**Your instructions:** For every line in the records that has the word "values", make a copy.

Recorded data

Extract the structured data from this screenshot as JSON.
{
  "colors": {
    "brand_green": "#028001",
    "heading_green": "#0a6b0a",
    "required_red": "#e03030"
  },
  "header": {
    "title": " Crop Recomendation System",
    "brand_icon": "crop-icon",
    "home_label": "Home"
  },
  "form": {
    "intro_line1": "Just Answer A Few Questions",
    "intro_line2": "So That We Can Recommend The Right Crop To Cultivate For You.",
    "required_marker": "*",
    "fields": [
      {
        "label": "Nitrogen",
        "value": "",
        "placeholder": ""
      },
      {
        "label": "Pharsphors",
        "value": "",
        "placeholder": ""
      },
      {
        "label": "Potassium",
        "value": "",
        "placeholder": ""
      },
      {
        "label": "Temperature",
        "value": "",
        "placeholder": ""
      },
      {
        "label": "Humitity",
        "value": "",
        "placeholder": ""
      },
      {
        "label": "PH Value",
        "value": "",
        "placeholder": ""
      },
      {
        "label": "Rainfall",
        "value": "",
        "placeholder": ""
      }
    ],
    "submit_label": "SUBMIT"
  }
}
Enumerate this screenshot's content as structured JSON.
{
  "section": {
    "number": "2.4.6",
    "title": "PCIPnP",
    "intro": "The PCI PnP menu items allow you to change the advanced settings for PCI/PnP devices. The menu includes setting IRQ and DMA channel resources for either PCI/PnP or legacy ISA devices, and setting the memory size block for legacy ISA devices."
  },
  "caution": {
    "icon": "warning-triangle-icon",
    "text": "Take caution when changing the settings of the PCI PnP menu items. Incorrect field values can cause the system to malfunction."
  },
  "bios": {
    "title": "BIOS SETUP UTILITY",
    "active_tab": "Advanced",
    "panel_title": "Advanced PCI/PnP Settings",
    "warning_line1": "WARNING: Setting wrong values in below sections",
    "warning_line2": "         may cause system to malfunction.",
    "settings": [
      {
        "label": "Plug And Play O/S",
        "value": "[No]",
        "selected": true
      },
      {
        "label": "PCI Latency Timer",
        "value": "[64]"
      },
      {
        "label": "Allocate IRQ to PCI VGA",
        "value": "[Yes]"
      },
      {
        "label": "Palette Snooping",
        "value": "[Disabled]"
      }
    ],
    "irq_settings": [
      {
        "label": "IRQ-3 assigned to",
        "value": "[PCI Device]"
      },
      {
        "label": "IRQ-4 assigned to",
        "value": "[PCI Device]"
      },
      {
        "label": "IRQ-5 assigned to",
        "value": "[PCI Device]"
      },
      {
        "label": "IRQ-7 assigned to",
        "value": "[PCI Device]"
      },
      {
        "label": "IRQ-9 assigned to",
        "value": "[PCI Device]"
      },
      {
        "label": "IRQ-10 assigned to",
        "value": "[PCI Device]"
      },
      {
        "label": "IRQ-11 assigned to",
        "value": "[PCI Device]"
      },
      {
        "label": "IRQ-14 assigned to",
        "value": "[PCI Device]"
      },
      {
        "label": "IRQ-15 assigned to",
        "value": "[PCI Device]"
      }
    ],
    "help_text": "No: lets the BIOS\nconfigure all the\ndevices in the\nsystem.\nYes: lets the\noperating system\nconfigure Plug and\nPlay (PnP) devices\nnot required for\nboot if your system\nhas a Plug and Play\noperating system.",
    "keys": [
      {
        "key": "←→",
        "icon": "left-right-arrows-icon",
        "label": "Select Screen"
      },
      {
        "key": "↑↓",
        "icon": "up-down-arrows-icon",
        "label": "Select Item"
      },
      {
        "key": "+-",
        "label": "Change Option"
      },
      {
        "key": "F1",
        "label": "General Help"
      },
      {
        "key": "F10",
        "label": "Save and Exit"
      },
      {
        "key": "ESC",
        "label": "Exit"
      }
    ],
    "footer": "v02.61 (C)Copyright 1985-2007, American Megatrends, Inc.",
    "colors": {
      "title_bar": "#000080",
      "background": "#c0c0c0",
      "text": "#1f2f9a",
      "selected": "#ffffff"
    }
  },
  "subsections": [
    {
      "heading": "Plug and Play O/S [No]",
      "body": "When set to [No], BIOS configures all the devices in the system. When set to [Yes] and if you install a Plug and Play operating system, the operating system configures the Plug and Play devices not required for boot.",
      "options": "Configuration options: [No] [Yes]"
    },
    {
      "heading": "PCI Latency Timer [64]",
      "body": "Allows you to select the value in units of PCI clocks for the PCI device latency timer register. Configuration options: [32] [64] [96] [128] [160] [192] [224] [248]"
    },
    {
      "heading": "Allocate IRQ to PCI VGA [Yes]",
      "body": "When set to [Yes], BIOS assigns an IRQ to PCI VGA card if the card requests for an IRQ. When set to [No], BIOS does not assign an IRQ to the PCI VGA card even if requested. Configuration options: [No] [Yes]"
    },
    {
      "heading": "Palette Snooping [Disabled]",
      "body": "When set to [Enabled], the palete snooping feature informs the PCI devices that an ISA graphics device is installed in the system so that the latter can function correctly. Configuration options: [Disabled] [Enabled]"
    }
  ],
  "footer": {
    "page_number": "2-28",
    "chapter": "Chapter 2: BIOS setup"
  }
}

**Answer to this task:**
    "text": "Take caution when changing the settings of the PCI PnP menu items. Incorrect field values can cause the system to malfunction."
    "warning_line1": "WARNING: Setting wrong values in below sections",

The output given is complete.